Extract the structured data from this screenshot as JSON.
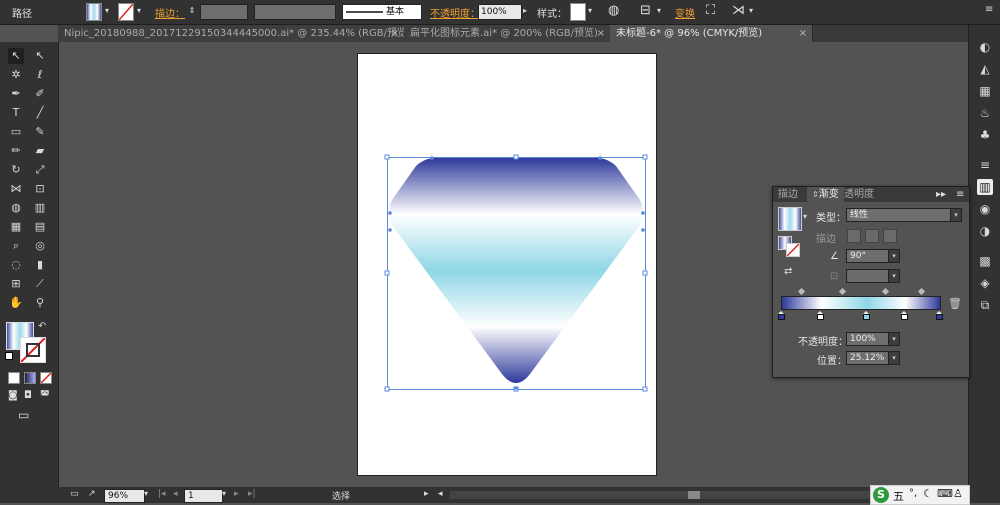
{
  "control_bar": {
    "object_type": "路径",
    "stroke_label": "描边：",
    "brush_style": "基本",
    "opacity_label": "不透明度：",
    "opacity_value": "100%",
    "style_label": "样式：",
    "transform_label": "变换",
    "colors": {
      "accent_link": "#f0a030"
    }
  },
  "tabs": [
    {
      "label": "Nipic_20180988_20171229150344445000.ai* @ 235.44% (RGB/预览)",
      "close": "×"
    },
    {
      "label": "扁平化图标元素.ai* @ 200% (RGB/预览)",
      "close": "×"
    },
    {
      "label": "未标题-6* @ 96% (CMYK/预览)",
      "close": "×"
    }
  ],
  "tools": [
    {
      "name": "selection-tool-icon",
      "glyph": "↖"
    },
    {
      "name": "direct-selection-tool-icon",
      "glyph": "↖"
    },
    {
      "name": "magic-wand-tool-icon",
      "glyph": "✲"
    },
    {
      "name": "lasso-tool-icon",
      "glyph": "ℓ"
    },
    {
      "name": "pen-tool-icon",
      "glyph": "✒"
    },
    {
      "name": "curvature-tool-icon",
      "glyph": "✐"
    },
    {
      "name": "type-tool-icon",
      "glyph": "T"
    },
    {
      "name": "line-segment-tool-icon",
      "glyph": "╱"
    },
    {
      "name": "rectangle-tool-icon",
      "glyph": "▭"
    },
    {
      "name": "paintbrush-tool-icon",
      "glyph": "✎"
    },
    {
      "name": "pencil-tool-icon",
      "glyph": "✏"
    },
    {
      "name": "eraser-tool-icon",
      "glyph": "▰"
    },
    {
      "name": "rotate-tool-icon",
      "glyph": "↻"
    },
    {
      "name": "scale-tool-icon",
      "glyph": "⤢"
    },
    {
      "name": "width-tool-icon",
      "glyph": "⋈"
    },
    {
      "name": "free-transform-tool-icon",
      "glyph": "⊡"
    },
    {
      "name": "shape-builder-tool-icon",
      "glyph": "◍"
    },
    {
      "name": "graph-tool-icon",
      "glyph": "▥"
    },
    {
      "name": "mesh-tool-icon",
      "glyph": "▦"
    },
    {
      "name": "gradient-tool-icon",
      "glyph": "▤"
    },
    {
      "name": "eyedropper-tool-icon",
      "glyph": "⌕"
    },
    {
      "name": "blend-tool-icon",
      "glyph": "◎"
    },
    {
      "name": "symbol-sprayer-tool-icon",
      "glyph": "◌"
    },
    {
      "name": "column-graph-tool-icon",
      "glyph": "▮"
    },
    {
      "name": "artboard-tool-icon",
      "glyph": "⊞"
    },
    {
      "name": "slice-tool-icon",
      "glyph": "⟋"
    },
    {
      "name": "hand-tool-icon",
      "glyph": "✋"
    },
    {
      "name": "zoom-tool-icon",
      "glyph": "⚲"
    }
  ],
  "dock_icons": [
    {
      "name": "color-panel-icon",
      "glyph": "◐"
    },
    {
      "name": "color-guide-icon",
      "glyph": "◭"
    },
    {
      "name": "swatches-icon",
      "glyph": "▦"
    },
    {
      "name": "brushes-icon",
      "glyph": "♨"
    },
    {
      "name": "symbols-icon",
      "glyph": "♣"
    },
    {
      "name": "stroke-panel-icon",
      "glyph": "≡"
    },
    {
      "name": "gradient-panel-icon",
      "glyph": "▥"
    },
    {
      "name": "transparency-icon",
      "glyph": "◉"
    },
    {
      "name": "appearance-icon",
      "glyph": "◑"
    },
    {
      "name": "graphic-styles-icon",
      "glyph": "▩"
    },
    {
      "name": "layers-icon",
      "glyph": "◈"
    },
    {
      "name": "artboards-icon",
      "glyph": "⧉"
    }
  ],
  "gradient_panel": {
    "tabs": [
      "描边",
      "渐变",
      "透明度"
    ],
    "type_label": "类型：",
    "type_value": "线性",
    "stroke_label": "描边",
    "angle_value": "90°",
    "opacity_label": "不透明度：",
    "opacity_value": "100%",
    "location_label": "位置：",
    "location_value": "25.12%",
    "stops": [
      {
        "location": 0,
        "color": "#2e3a9a"
      },
      {
        "location": 0.25,
        "color": "#ffffff"
      },
      {
        "location": 0.54,
        "color": "#8fd6e6"
      },
      {
        "location": 0.78,
        "color": "#ffffff"
      },
      {
        "location": 1,
        "color": "#2e3a9a"
      }
    ],
    "midpoints": [
      0.13,
      0.39,
      0.66,
      0.89
    ]
  },
  "status_bar": {
    "zoom": "96%",
    "page": "1",
    "tool_name": "选择"
  },
  "ime": {
    "labels": [
      "五",
      "⌨"
    ]
  }
}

■ ■ ■ ■ ■

**Written problem**
Repeat all the data as it stands, dropping any images it holds.

**Complete answer**
Extract the structured data from this screenshot as JSON.
{
  "control_bar": {
    "object_type": "路径",
    "stroke_label": "描边：",
    "brush_style": "基本",
    "opacity_label": "不透明度：",
    "opacity_value": "100%",
    "style_label": "样式：",
    "transform_label": "变换",
    "colors": {
      "accent_link": "#f0a030"
    }
  },
  "tabs": [
    {
      "label": "Nipic_20180988_20171229150344445000.ai* @ 235.44% (RGB/预览)",
      "close": "×"
    },
    {
      "label": "扁平化图标元素.ai* @ 200% (RGB/预览)",
      "close": "×"
    },
    {
      "label": "未标题-6* @ 96% (CMYK/预览)",
      "close": "×"
    }
  ],
  "tools": [
    {
      "name": "selection-tool-icon",
      "glyph": "↖"
    },
    {
      "name": "direct-selection-tool-icon",
      "glyph": "↖"
    },
    {
      "name": "magic-wand-tool-icon",
      "glyph": "✲"
    },
    {
      "name": "lasso-tool-icon",
      "glyph": "ℓ"
    },
    {
      "name": "pen-tool-icon",
      "glyph": "✒"
    },
    {
      "name": "curvature-tool-icon",
      "glyph": "✐"
    },
    {
      "name": "type-tool-icon",
      "glyph": "T"
    },
    {
      "name": "line-segment-tool-icon",
      "glyph": "╱"
    },
    {
      "name": "rectangle-tool-icon",
      "glyph": "▭"
    },
    {
      "name": "paintbrush-tool-icon",
      "glyph": "✎"
    },
    {
      "name": "pencil-tool-icon",
      "glyph": "✏"
    },
    {
      "name": "eraser-tool-icon",
      "glyph": "▰"
    },
    {
      "name": "rotate-tool-icon",
      "glyph": "↻"
    },
    {
      "name": "scale-tool-icon",
      "glyph": "⤢"
    },
    {
      "name": "width-tool-icon",
      "glyph": "⋈"
    },
    {
      "name": "free-transform-tool-icon",
      "glyph": "⊡"
    },
    {
      "name": "shape-builder-tool-icon",
      "glyph": "◍"
    },
    {
      "name": "graph-tool-icon",
      "glyph": "▥"
    },
    {
      "name": "mesh-tool-icon",
      "glyph": "▦"
    },
    {
      "name": "gradient-tool-icon",
      "glyph": "▤"
    },
    {
      "name": "eyedropper-tool-icon",
      "glyph": "⌕"
    },
    {
      "name": "blend-tool-icon",
      "glyph": "◎"
    },
    {
      "name": "symbol-sprayer-tool-icon",
      "glyph": "◌"
    },
    {
      "name": "column-graph-tool-icon",
      "glyph": "▮"
    },
    {
      "name": "artboard-tool-icon",
      "glyph": "⊞"
    },
    {
      "name": "slice-tool-icon",
      "glyph": "⟋"
    },
    {
      "name": "hand-tool-icon",
      "glyph": "✋"
    },
    {
      "name": "zoom-tool-icon",
      "glyph": "⚲"
    }
  ],
  "dock_icons": [
    {
      "name": "color-panel-icon",
      "glyph": "◐"
    },
    {
      "name": "color-guide-icon",
      "glyph": "◭"
    },
    {
      "name": "swatches-icon",
      "glyph": "▦"
    },
    {
      "name": "brushes-icon",
      "glyph": "♨"
    },
    {
      "name": "symbols-icon",
      "glyph": "♣"
    },
    {
      "name": "stroke-panel-icon",
      "glyph": "≡"
    },
    {
      "name": "gradient-panel-icon",
      "glyph": "▥"
    },
    {
      "name": "transparency-icon",
      "glyph": "◉"
    },
    {
      "name": "appearance-icon",
      "glyph": "◑"
    },
    {
      "name": "graphic-styles-icon",
      "glyph": "▩"
    },
    {
      "name": "layers-icon",
      "glyph": "◈"
    },
    {
      "name": "artboards-icon",
      "glyph": "⧉"
    }
  ],
  "gradient_panel": {
    "tabs": [
      "描边",
      "渐变",
      "透明度"
    ],
    "type_label": "类型：",
    "type_value": "线性",
    "stroke_label": "描边",
    "angle_value": "90°",
    "opacity_label": "不透明度：",
    "opacity_value": "100%",
    "location_label": "位置：",
    "location_value": "25.12%",
    "stops": [
      {
        "location": 0,
        "color": "#2e3a9a"
      },
      {
        "location": 0.25,
        "color": "#ffffff"
      },
      {
        "location": 0.54,
        "color": "#8fd6e6"
      },
      {
        "location": 0.78,
        "color": "#ffffff"
      },
      {
        "location": 1,
        "color": "#2e3a9a"
      }
    ],
    "midpoints": [
      0.13,
      0.39,
      0.66,
      0.89
    ]
  },
  "status_bar": {
    "zoom": "96%",
    "page": "1",
    "tool_name": "选择"
  },
  "ime": {
    "labels": [
      "五",
      "⌨"
    ]
  }
}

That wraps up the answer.